> _SHORT TASK_:
Reproduce each line exactly.

> _TASK INPUT_:

>> START

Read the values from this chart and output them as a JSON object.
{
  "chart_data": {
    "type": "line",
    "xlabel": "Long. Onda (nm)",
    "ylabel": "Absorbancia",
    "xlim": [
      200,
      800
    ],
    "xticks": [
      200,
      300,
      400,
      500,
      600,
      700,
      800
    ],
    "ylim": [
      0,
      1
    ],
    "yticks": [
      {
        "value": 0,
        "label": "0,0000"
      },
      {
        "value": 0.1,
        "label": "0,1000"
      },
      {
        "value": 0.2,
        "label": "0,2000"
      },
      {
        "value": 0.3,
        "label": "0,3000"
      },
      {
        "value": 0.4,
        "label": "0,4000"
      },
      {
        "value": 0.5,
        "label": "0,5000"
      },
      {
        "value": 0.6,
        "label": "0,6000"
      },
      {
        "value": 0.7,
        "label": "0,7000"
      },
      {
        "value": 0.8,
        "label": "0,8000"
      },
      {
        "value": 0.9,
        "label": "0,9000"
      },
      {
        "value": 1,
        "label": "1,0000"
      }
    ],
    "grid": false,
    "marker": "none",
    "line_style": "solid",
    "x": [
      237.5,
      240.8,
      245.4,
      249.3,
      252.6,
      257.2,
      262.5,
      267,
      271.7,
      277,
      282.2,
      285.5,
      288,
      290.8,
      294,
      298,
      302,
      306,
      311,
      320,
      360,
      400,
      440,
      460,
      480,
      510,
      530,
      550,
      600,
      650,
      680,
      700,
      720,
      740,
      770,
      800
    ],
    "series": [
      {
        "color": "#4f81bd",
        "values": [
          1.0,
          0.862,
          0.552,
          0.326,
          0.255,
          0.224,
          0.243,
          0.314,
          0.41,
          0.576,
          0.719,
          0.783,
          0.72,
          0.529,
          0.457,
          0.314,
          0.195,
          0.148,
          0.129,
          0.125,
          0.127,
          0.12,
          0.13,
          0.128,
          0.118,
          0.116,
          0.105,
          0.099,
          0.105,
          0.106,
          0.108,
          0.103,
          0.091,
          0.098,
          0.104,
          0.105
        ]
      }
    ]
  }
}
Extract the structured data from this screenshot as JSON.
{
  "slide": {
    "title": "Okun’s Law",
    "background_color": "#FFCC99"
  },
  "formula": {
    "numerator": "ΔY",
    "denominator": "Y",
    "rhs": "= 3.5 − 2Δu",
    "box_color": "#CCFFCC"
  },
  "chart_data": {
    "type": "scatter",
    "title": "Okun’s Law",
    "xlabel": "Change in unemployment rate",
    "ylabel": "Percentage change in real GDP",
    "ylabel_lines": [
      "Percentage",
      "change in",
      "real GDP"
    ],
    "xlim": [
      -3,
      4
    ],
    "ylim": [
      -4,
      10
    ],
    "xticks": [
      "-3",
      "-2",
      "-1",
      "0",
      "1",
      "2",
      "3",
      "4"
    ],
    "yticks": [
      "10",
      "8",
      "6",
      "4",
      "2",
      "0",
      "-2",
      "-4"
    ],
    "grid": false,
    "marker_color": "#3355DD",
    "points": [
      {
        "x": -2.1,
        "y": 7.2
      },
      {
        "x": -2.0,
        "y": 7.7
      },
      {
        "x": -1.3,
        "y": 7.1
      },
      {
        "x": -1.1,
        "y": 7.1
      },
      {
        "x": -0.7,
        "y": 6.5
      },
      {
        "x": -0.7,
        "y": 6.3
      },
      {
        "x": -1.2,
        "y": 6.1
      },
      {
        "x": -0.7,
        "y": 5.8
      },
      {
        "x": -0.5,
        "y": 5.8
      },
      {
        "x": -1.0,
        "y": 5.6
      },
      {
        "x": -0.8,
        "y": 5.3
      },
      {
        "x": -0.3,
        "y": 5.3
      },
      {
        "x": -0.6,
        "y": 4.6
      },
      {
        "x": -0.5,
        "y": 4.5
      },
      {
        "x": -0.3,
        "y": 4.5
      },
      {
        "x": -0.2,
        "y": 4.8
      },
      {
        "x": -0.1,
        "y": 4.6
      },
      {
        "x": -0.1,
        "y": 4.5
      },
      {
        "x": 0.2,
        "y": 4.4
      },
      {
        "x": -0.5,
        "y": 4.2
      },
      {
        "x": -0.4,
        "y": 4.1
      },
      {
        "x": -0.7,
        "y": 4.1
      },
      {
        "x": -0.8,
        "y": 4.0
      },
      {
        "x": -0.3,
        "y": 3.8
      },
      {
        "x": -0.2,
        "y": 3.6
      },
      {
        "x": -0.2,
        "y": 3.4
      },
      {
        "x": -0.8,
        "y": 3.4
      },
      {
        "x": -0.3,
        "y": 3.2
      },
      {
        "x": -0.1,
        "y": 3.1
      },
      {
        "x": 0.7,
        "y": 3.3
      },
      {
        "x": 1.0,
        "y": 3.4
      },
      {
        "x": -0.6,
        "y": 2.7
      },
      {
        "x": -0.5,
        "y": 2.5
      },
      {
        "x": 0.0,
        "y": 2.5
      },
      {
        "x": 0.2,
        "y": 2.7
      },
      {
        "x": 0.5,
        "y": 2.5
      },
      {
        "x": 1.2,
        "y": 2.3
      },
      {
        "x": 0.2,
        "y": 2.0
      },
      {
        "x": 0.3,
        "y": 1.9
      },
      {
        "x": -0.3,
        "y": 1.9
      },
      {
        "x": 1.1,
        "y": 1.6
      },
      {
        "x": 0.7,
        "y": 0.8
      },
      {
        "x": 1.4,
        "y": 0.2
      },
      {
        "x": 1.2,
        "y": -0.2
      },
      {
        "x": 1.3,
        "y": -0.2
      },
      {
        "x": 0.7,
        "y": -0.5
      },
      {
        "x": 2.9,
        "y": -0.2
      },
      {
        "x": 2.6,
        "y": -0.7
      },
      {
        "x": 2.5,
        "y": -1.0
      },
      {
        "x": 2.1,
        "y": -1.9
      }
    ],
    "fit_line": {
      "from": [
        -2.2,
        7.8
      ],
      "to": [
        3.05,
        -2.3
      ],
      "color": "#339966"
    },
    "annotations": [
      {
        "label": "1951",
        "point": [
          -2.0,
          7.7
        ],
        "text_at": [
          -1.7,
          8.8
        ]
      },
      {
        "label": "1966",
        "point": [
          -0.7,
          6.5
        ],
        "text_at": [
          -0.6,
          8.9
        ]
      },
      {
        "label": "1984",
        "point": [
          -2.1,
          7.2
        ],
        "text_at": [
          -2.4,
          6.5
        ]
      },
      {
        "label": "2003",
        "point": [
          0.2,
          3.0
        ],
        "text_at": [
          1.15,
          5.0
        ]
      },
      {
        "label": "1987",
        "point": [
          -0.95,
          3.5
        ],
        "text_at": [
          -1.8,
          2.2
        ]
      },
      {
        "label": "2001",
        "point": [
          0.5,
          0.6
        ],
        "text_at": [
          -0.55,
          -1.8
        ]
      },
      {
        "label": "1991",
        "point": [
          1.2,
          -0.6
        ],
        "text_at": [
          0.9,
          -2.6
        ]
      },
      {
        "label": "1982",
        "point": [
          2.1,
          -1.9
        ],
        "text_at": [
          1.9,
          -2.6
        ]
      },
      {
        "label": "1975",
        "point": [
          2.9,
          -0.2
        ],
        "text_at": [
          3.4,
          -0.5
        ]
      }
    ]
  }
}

>> END

> _COMPLETED EXERCISE_:
Read the values from this chart and output them as a JSON object.
{
  "chart_data": {
    "type": "line",
    "xlabel": "Long. Onda (nm)",
    "ylabel": "Absorbancia",
    "xlim": [
      200,
      800
    ],
    "xticks": [
      200,
      300,
      400,
      500,
      600,
      700,
      800
    ],
    "ylim": [
      0,
      1
    ],
    "yticks": [
      {
        "value": 0,
        "label": "0,0000"
      },
      {
        "value": 0.1,
        "label": "0,1000"
      },
      {
        "value": 0.2,
        "label": "0,2000"
      },
      {
        "value": 0.3,
        "label": "0,3000"
      },
      {
        "value": 0.4,
        "label": "0,4000"
      },
      {
        "value": 0.5,
        "label": "0,5000"
      },
      {
        "value": 0.6,
        "label": "0,6000"
      },
      {
        "value": 0.7,
        "label": "0,7000"
      },
      {
        "value": 0.8,
        "label": "0,8000"
      },
      {
        "value": 0.9,
        "label": "0,9000"
      },
      {
        "value": 1,
        "label": "1,0000"
      }
    ],
    "grid": false,
    "marker": "none",
    "line_style": "solid",
    "x": [
      237.5,
      240.8,
      245.4,
      249.3,
      252.6,
      257.2,
      262.5,
      267,
      271.7,
      277,
      282.2,
      285.5,
      288,
      290.8,
      294,
      298,
      302,
      306,
      311,
      320,
      360,
      400,
      440,
      460,
      480,
      510,
      530,
      550,
      600,
      650,
      680,
      700,
      720,
      740,
      770,
      800
    ],
    "series": [
      {
        "color": "#4f81bd",
        "values": [
          1.0,
          0.862,
          0.552,
          0.326,
          0.255,
          0.224,
          0.243,
          0.314,
          0.41,
          0.576,
          0.719,
          0.783,
          0.72,
          0.529,
          0.457,
          0.314,
          0.195,
          0.148,
          0.129,
          0.125,
          0.127,
          0.12,
          0.13,
          0.128,
          0.118,
          0.116,
          0.105,
          0.099,
          0.105,
          0.106,
          0.108,
          0.103,
          0.091,
          0.098,
          0.104,
          0.105
        ]
      }
    ]
  }
}
Extract the structured data from this screenshot as JSON.
{
  "slide": {
    "title": "Okun’s Law",
    "background_color": "#FFCC99"
  },
  "formula": {
    "numerator": "ΔY",
    "denominator": "Y",
    "rhs": "= 3.5 − 2Δu",
    "box_color": "#CCFFCC"
  },
  "chart_data": {
    "type": "scatter",
    "title": "Okun’s Law",
    "xlabel": "Change in unemployment rate",
    "ylabel": "Percentage change in real GDP",
    "ylabel_lines": [
      "Percentage",
      "change in",
      "real GDP"
    ],
    "xlim": [
      -3,
      4
    ],
    "ylim": [
      -4,
      10
    ],
    "xticks": [
      "-3",
      "-2",
      "-1",
      "0",
      "1",
      "2",
      "3",
      "4"
    ],
    "yticks": [
      "10",
      "8",
      "6",
      "4",
      "2",
      "0",
      "-2",
      "-4"
    ],
    "grid": false,
    "marker_color": "#3355DD",
    "points": [
      {
        "x": -2.1,
        "y": 7.2
      },
      {
        "x": -2.0,
        "y": 7.7
      },
      {
        "x": -1.3,
        "y": 7.1
      },
      {
        "x": -1.1,
        "y": 7.1
      },
      {
        "x": -0.7,
        "y": 6.5
      },
      {
        "x": -0.7,
        "y": 6.3
      },
      {
        "x": -1.2,
        "y": 6.1
      },
      {
        "x": -0.7,
        "y": 5.8
      },
      {
        "x": -0.5,
        "y": 5.8
      },
      {
        "x": -1.0,
        "y": 5.6
      },
      {
        "x": -0.8,
        "y": 5.3
      },
      {
        "x": -0.3,
        "y": 5.3
      },
      {
        "x": -0.6,
        "y": 4.6
      },
      {
        "x": -0.5,
        "y": 4.5
      },
      {
        "x": -0.3,
        "y": 4.5
      },
      {
        "x": -0.2,
        "y": 4.8
      },
      {
        "x": -0.1,
        "y": 4.6
      },
      {
        "x": -0.1,
        "y": 4.5
      },
      {
        "x": 0.2,
        "y": 4.4
      },
      {
        "x": -0.5,
        "y": 4.2
      },
      {
        "x": -0.4,
        "y": 4.1
      },
      {
        "x": -0.7,
        "y": 4.1
      },
      {
        "x": -0.8,
        "y": 4.0
      },
      {
        "x": -0.3,
        "y": 3.8
      },
      {
        "x": -0.2,
        "y": 3.6
      },
      {
        "x": -0.2,
        "y": 3.4
      },
      {
        "x": -0.8,
        "y": 3.4
      },
      {
        "x": -0.3,
        "y": 3.2
      },
      {
        "x": -0.1,
        "y": 3.1
      },
      {
        "x": 0.7,
        "y": 3.3
      },
      {
        "x": 1.0,
        "y": 3.4
      },
      {
        "x": -0.6,
        "y": 2.7
      },
      {
        "x": -0.5,
        "y": 2.5
      },
      {
        "x": 0.0,
        "y": 2.5
      },
      {
        "x": 0.2,
        "y": 2.7
      },
      {
        "x": 0.5,
        "y": 2.5
      },
      {
        "x": 1.2,
        "y": 2.3
      },
      {
        "x": 0.2,
        "y": 2.0
      },
      {
        "x": 0.3,
        "y": 1.9
      },
      {
        "x": -0.3,
        "y": 1.9
      },
      {
        "x": 1.1,
        "y": 1.6
      },
      {
        "x": 0.7,
        "y": 0.8
      },
      {
        "x": 1.4,
        "y": 0.2
      },
      {
        "x": 1.2,
        "y": -0.2
      },
      {
        "x": 1.3,
        "y": -0.2
      },
      {
        "x": 0.7,
        "y": -0.5
      },
      {
        "x": 2.9,
        "y": -0.2
      },
      {
        "x": 2.6,
        "y": -0.7
      },
      {
        "x": 2.5,
        "y": -1.0
      },
      {
        "x": 2.1,
        "y": -1.9
      }
    ],
    "fit_line": {
      "from": [
        -2.2,
        7.8
      ],
      "to": [
        3.05,
        -2.3
      ],
      "color": "#339966"
    },
    "annotations": [
      {
        "label": "1951",
        "point": [
          -2.0,
          7.7
        ],
        "text_at": [
          -1.7,
          8.8
        ]
      },
      {
        "label": "1966",
        "point": [
          -0.7,
          6.5
        ],
        "text_at": [
          -0.6,
          8.9
        ]
      },
      {
        "label": "1984",
        "point": [
          -2.1,
          7.2
        ],
        "text_at": [
          -2.4,
          6.5
        ]
      },
      {
        "label": "2003",
        "point": [
          0.2,
          3.0
        ],
        "text_at": [
          1.15,
          5.0
        ]
      },
      {
        "label": "1987",
        "point": [
          -0.95,
          3.5
        ],
        "text_at": [
          -1.8,
          2.2
        ]
      },
      {
        "label": "2001",
        "point": [
          0.5,
          0.6
        ],
        "text_at": [
          -0.55,
          -1.8
        ]
      },
      {
        "label": "1991",
        "point": [
          1.2,
          -0.6
        ],
        "text_at": [
          0.9,
          -2.6
        ]
      },
      {
        "label": "1982",
        "point": [
          2.1,
          -1.9
        ],
        "text_at": [
          1.9,
          -2.6
        ]
      },
      {
        "label": "1975",
        "point": [
          2.9,
          -0.2
        ],
        "text_at": [
          3.4,
          -0.5
        ]
      }
    ]
  }
}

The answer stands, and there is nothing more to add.